** Begin TASK DATA **

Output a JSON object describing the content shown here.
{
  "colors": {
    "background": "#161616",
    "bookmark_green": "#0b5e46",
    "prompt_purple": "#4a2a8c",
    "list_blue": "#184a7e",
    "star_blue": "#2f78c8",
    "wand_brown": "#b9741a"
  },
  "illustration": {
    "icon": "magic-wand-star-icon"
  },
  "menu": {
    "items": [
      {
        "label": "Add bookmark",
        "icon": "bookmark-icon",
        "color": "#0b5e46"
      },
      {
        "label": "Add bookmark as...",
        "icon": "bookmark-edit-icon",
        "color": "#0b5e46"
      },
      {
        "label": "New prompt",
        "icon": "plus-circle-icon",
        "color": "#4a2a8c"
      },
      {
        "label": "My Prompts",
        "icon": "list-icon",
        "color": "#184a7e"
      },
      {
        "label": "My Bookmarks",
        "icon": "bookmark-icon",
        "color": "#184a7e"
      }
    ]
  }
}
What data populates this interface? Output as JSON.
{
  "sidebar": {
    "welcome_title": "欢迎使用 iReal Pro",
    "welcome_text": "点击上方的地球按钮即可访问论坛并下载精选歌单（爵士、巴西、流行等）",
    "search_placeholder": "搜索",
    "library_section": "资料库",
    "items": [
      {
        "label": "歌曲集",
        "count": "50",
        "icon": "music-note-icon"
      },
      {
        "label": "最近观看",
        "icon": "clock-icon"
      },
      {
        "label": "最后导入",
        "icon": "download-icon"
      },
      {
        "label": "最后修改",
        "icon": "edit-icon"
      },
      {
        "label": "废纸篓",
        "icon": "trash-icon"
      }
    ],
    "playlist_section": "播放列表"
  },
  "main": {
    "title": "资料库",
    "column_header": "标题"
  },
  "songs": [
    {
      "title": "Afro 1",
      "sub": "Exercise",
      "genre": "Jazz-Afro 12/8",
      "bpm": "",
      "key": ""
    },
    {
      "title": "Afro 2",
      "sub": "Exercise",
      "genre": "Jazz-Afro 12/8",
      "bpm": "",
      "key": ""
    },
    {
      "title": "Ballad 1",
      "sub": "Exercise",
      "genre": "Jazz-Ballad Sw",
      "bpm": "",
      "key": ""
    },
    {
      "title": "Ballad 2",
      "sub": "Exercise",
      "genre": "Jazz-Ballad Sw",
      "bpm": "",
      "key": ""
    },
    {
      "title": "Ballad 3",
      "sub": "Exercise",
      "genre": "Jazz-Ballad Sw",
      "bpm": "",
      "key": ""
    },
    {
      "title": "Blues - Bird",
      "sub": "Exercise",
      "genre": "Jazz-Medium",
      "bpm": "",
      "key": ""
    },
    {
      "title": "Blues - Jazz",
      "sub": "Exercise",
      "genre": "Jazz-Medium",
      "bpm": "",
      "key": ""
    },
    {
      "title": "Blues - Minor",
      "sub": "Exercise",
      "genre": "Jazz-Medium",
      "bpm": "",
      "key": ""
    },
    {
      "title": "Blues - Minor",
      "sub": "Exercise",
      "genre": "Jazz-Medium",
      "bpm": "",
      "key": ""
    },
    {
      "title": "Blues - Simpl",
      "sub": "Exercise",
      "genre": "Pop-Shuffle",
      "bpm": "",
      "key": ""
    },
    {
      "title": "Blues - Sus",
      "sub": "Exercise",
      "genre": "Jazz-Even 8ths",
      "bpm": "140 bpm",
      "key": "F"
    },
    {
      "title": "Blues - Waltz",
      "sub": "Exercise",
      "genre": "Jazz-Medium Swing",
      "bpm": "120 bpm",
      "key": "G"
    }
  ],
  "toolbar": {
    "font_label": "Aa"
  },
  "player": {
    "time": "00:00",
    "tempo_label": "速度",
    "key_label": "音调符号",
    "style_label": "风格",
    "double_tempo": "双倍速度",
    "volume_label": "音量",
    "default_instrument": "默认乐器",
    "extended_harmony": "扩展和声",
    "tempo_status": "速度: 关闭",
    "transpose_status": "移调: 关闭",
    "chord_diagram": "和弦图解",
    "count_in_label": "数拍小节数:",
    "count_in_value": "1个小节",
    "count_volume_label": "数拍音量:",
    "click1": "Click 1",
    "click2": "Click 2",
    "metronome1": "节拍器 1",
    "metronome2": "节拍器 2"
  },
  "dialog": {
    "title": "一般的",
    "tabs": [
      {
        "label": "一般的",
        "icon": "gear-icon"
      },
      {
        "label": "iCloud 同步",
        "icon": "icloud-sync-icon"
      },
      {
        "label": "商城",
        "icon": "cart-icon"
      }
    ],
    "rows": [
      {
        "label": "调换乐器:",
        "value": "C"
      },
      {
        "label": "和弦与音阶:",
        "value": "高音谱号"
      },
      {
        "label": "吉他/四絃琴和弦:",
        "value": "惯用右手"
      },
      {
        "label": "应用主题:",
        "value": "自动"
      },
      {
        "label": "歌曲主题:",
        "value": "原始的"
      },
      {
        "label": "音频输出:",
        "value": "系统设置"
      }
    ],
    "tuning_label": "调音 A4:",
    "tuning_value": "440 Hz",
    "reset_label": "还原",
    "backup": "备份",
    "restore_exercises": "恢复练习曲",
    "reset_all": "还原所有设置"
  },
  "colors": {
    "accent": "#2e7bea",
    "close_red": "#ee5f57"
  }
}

** End TASK DATA **

STATED TASK = Please restate the records in full, word for word.

FULL SOLUTION =
Output a JSON object describing the content shown here.
{
  "colors": {
    "background": "#161616",
    "bookmark_green": "#0b5e46",
    "prompt_purple": "#4a2a8c",
    "list_blue": "#184a7e",
    "star_blue": "#2f78c8",
    "wand_brown": "#b9741a"
  },
  "illustration": {
    "icon": "magic-wand-star-icon"
  },
  "menu": {
    "items": [
      {
        "label": "Add bookmark",
        "icon": "bookmark-icon",
        "color": "#0b5e46"
      },
      {
        "label": "Add bookmark as...",
        "icon": "bookmark-edit-icon",
        "color": "#0b5e46"
      },
      {
        "label": "New prompt",
        "icon": "plus-circle-icon",
        "color": "#4a2a8c"
      },
      {
        "label": "My Prompts",
        "icon": "list-icon",
        "color": "#184a7e"
      },
      {
        "label": "My Bookmarks",
        "icon": "bookmark-icon",
        "color": "#184a7e"
      }
    ]
  }
}
What data populates this interface? Output as JSON.
{
  "sidebar": {
    "welcome_title": "欢迎使用 iReal Pro",
    "welcome_text": "点击上方的地球按钮即可访问论坛并下载精选歌单（爵士、巴西、流行等）",
    "search_placeholder": "搜索",
    "library_section": "资料库",
    "items": [
      {
        "label": "歌曲集",
        "count": "50",
        "icon": "music-note-icon"
      },
      {
        "label": "最近观看",
        "icon": "clock-icon"
      },
      {
        "label": "最后导入",
        "icon": "download-icon"
      },
      {
        "label": "最后修改",
        "icon": "edit-icon"
      },
      {
        "label": "废纸篓",
        "icon": "trash-icon"
      }
    ],
    "playlist_section": "播放列表"
  },
  "main": {
    "title": "资料库",
    "column_header": "标题"
  },
  "songs": [
    {
      "title": "Afro 1",
      "sub": "Exercise",
      "genre": "Jazz-Afro 12/8",
      "bpm": "",
      "key": ""
    },
    {
      "title": "Afro 2",
      "sub": "Exercise",
      "genre": "Jazz-Afro 12/8",
      "bpm": "",
      "key": ""
    },
    {
      "title": "Ballad 1",
      "sub": "Exercise",
      "genre": "Jazz-Ballad Sw",
      "bpm": "",
      "key": ""
    },
    {
      "title": "Ballad 2",
      "sub": "Exercise",
      "genre": "Jazz-Ballad Sw",
      "bpm": "",
      "key": ""
    },
    {
      "title": "Ballad 3",
      "sub": "Exercise",
      "genre": "Jazz-Ballad Sw",
      "bpm": "",
      "key": ""
    },
    {
      "title": "Blues - Bird",
      "sub": "Exercise",
      "genre": "Jazz-Medium",
      "bpm": "",
      "key": ""
    },
    {
      "title": "Blues - Jazz",
      "sub": "Exercise",
      "genre": "Jazz-Medium",
      "bpm": "",
      "key": ""
    },
    {
      "title": "Blues - Minor",
      "sub": "Exercise",
      "genre": "Jazz-Medium",
      "bpm": "",
      "key": ""
    },
    {
      "title": "Blues - Minor",
      "sub": "Exercise",
      "genre": "Jazz-Medium",
      "bpm": "",
      "key": ""
    },
    {
      "title": "Blues - Simpl",
      "sub": "Exercise",
      "genre": "Pop-Shuffle",
      "bpm": "",
      "key": ""
    },
    {
      "title": "Blues - Sus",
      "sub": "Exercise",
      "genre": "Jazz-Even 8ths",
      "bpm": "140 bpm",
      "key": "F"
    },
    {
      "title": "Blues - Waltz",
      "sub": "Exercise",
      "genre": "Jazz-Medium Swing",
      "bpm": "120 bpm",
      "key": "G"
    }
  ],
  "toolbar": {
    "font_label": "Aa"
  },
  "player": {
    "time": "00:00",
    "tempo_label": "速度",
    "key_label": "音调符号",
    "style_label": "风格",
    "double_tempo": "双倍速度",
    "volume_label": "音量",
    "default_instrument": "默认乐器",
    "extended_harmony": "扩展和声",
    "tempo_status": "速度: 关闭",
    "transpose_status": "移调: 关闭",
    "chord_diagram": "和弦图解",
    "count_in_label": "数拍小节数:",
    "count_in_value": "1个小节",
    "count_volume_label": "数拍音量:",
    "click1": "Click 1",
    "click2": "Click 2",
    "metronome1": "节拍器 1",
    "metronome2": "节拍器 2"
  },
  "dialog": {
    "title": "一般的",
    "tabs": [
      {
        "label": "一般的",
        "icon": "gear-icon"
      },
      {
        "label": "iCloud 同步",
        "icon": "icloud-sync-icon"
      },
      {
        "label": "商城",
        "icon": "cart-icon"
      }
    ],
    "rows": [
      {
        "label": "调换乐器:",
        "value": "C"
      },
      {
        "label": "和弦与音阶:",
        "value": "高音谱号"
      },
      {
        "label": "吉他/四絃琴和弦:",
        "value": "惯用右手"
      },
      {
        "label": "应用主题:",
        "value": "自动"
      },
      {
        "label": "歌曲主题:",
        "value": "原始的"
      },
      {
        "label": "音频输出:",
        "value": "系统设置"
      }
    ],
    "tuning_label": "调音 A4:",
    "tuning_value": "440 Hz",
    "reset_label": "还原",
    "backup": "备份",
    "restore_exercises": "恢复练习曲",
    "reset_all": "还原所有设置"
  },
  "colors": {
    "accent": "#2e7bea",
    "close_red": "#ee5f57"
  }
}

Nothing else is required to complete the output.